### Tarea
Enumera todos los grupos que recibieron candidaturas según el texto de más abajo sobre el gobierno y la pandemia.

**** Sección de texto

Esta es la triste historia de un gobierno que fue movimiento popular; uno que integró en sus filas a los hijos de obreros y a las hijas de maestras; que hizo al pueblo legislador con candidaturas para las autodefensas, las defensoras indígenas, los artistas y también, los meseros y los desconocidos. Pero que cuando azotó la pandemia más peligrosa de los últimos años, tal vez sin quererlo o sin poder controlarlo, relegaron a las personas más pobres y menos privilegiadas a enfrentar a ciegas la enfermedad de la asfixia.

Desde la sesión inaugural del nuevo periodo celebrada el 1 de septiembre, la Cámara de Diputados ha realizado una aplicación gratuita y obligatoria a todas y todos los diputados que ingresan al recinto. Se han aplicado cerca de mil a mil 500 pruebas cada semana, sin excepción. Unas para quienes legislan, otras para sus asesores y para todos los que entran.

********
**** Registros extraídos

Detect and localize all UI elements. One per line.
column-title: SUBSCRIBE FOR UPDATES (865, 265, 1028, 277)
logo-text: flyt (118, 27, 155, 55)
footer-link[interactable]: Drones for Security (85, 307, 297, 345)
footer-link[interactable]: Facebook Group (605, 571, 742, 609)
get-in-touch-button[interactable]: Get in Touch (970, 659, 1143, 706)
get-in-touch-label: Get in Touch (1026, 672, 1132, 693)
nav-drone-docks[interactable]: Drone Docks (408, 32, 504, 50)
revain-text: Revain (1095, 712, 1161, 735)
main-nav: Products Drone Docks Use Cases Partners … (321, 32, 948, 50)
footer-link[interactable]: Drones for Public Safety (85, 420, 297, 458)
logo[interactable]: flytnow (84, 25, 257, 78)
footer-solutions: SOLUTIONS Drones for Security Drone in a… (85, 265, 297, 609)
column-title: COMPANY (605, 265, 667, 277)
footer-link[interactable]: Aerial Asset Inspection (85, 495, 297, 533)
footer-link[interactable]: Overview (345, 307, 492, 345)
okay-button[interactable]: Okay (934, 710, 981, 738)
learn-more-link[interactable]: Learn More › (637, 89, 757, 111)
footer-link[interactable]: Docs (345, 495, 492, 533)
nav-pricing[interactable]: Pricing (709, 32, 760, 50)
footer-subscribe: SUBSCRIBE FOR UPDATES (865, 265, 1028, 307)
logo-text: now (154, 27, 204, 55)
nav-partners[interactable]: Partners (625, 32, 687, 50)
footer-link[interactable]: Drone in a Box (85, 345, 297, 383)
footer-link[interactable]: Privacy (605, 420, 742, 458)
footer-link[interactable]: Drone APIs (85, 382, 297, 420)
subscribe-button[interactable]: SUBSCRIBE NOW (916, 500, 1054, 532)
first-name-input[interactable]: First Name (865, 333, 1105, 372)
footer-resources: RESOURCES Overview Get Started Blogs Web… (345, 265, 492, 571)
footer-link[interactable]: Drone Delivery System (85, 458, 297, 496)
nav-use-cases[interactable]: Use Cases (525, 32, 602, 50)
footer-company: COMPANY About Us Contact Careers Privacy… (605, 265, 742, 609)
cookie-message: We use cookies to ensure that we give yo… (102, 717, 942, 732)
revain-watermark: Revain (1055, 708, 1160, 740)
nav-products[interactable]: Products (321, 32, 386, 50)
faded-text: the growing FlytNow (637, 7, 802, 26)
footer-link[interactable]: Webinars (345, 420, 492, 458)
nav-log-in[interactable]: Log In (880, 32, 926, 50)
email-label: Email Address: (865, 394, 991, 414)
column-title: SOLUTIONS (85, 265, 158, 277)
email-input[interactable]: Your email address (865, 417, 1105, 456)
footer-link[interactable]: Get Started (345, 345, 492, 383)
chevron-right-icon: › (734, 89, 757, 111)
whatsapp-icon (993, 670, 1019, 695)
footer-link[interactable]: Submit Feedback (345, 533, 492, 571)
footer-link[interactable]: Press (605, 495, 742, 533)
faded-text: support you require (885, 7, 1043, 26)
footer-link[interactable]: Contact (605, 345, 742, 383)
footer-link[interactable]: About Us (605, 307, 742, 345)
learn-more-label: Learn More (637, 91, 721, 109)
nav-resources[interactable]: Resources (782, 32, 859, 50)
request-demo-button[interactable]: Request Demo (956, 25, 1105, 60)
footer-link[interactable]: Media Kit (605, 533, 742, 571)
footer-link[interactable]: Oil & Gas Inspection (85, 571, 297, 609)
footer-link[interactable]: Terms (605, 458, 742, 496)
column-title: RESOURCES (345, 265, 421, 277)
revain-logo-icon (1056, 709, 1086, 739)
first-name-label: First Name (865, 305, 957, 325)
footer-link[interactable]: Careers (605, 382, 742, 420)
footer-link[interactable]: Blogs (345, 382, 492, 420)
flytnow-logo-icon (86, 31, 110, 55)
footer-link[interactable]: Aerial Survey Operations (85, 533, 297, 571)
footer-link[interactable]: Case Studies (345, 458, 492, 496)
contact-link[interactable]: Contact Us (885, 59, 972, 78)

********

### Respuesta del ejercicio
- Las autodefensas
- Las defensoras indígenas
- Los artistas
- Los meseros
- Los desconocidos